Alıntıda "08 Ağustos 2018" ifadesinden "geçen dostlar oldu." ifadesine kadar olan bölümü, iki ucu da dahil, harfi harfine çıktı olarak verir misiniz?

***** Alıntı

‘Üniversite pazarı’nın düşündürdükleri

08 Ağustos 2018 Çarşamba

“Üniversite pazarı” başlıklı yazıma geribildirimler geldi. Bunların bir kısmı benim bir vakıf üniversitesinde de çalışmakta olmam üzerinden ne hakla böyle yazabildiğimi sorup sorgulama cihetinde oldu. Bir kısmı yaptığım genel değerlendirme dışında kalan özel/istisna olumlu verilerden hareketle haksızlık vurgusunda bulundu. Ama tabii bir yandan da “fazlası yok eksiği var” diyen, hatta üniversite bağlamında öğrenci ve hocalara “sektör ve patronaj” karşısında “iltimas” geçtiğimden dem vurarak onların da masum olmadığına dikkatimi “haşince” geçen dostlar oldu.

**********
***** Öğeler

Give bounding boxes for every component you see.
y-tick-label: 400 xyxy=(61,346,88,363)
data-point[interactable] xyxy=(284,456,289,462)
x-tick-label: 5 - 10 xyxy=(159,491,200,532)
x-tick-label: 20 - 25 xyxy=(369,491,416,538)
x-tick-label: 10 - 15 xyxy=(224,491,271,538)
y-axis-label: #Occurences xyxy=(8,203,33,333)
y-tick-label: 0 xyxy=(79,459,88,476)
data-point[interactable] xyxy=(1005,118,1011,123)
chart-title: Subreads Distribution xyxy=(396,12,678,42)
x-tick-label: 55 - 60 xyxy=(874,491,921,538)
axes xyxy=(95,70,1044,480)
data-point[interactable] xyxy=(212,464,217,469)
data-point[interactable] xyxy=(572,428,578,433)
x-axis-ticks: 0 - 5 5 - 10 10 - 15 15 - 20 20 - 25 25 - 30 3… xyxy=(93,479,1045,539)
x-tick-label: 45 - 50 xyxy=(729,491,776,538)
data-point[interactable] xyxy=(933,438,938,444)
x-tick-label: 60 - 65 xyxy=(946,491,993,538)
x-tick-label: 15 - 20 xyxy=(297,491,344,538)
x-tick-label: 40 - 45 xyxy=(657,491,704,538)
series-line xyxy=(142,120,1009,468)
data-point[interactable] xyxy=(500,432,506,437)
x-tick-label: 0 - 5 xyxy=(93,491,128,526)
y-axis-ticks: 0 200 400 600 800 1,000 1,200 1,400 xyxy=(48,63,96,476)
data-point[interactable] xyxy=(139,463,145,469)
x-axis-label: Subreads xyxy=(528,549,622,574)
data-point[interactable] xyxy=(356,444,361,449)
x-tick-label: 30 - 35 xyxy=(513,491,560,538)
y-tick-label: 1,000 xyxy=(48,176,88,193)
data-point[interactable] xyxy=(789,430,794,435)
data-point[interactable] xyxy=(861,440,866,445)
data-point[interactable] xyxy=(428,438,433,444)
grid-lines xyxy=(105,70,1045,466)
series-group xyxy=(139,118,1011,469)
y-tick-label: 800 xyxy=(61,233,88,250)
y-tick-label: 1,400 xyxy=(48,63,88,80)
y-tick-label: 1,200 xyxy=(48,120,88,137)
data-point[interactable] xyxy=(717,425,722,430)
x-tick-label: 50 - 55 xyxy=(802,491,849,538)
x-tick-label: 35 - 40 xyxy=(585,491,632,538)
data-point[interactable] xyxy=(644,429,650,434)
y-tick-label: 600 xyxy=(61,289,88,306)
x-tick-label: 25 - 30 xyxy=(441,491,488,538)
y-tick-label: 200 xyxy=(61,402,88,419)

**********

● **Yazılı Yanıt**:
08 Ağustos 2018 Çarşamba

“Üniversite pazarı” başlıklı yazıma geribildirimler geldi. Bunların bir kısmı benim bir vakıf üniversitesinde de çalışmakta olmam üzerinden ne hakla böyle yazabildiğimi sorup sorgulama cihetinde oldu. Bir kısmı yaptığım genel değerlendirme dışında kalan özel/istisna olumlu verilerden hareketle haksızlık vurgusunda bulundu. Ama tabii bir yandan da “fazlası yok eksiği var” diyen, hatta üniversite bağlamında öğrenci ve hocalara “sektör ve patronaj” karşısında “iltimas” geçtiğimden dem vurarak onların da masum olmadığına dikkatimi “haşince” geçen dostlar oldu.